■ Goal ■
Your task is to print all of the material verbatim.

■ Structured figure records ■
* Start *

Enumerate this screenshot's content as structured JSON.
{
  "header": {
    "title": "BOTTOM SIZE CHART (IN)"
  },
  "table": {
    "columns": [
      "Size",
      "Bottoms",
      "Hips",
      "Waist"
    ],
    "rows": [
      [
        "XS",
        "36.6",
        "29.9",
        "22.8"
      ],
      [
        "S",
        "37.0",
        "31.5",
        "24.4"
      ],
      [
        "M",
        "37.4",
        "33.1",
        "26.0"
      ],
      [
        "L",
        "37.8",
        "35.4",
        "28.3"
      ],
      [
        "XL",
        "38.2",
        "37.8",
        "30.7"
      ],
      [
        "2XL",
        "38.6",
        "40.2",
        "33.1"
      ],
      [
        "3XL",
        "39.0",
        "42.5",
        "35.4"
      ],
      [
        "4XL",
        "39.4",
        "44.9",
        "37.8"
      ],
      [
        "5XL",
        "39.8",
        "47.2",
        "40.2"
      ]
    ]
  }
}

* End *

■ The solution ■
Enumerate this screenshot's content as structured JSON.
{
  "header": {
    "title": "BOTTOM SIZE CHART (IN)"
  },
  "table": {
    "columns": [
      "Size",
      "Bottoms",
      "Hips",
      "Waist"
    ],
    "rows": [
      [
        "XS",
        "36.6",
        "29.9",
        "22.8"
      ],
      [
        "S",
        "37.0",
        "31.5",
        "24.4"
      ],
      [
        "M",
        "37.4",
        "33.1",
        "26.0"
      ],
      [
        "L",
        "37.8",
        "35.4",
        "28.3"
      ],
      [
        "XL",
        "38.2",
        "37.8",
        "30.7"
      ],
      [
        "2XL",
        "38.6",
        "40.2",
        "33.1"
      ],
      [
        "3XL",
        "39.0",
        "42.5",
        "35.4"
      ],
      [
        "4XL",
        "39.4",
        "44.9",
        "37.8"
      ],
      [
        "5XL",
        "39.8",
        "47.2",
        "40.2"
      ]
    ]
  }
}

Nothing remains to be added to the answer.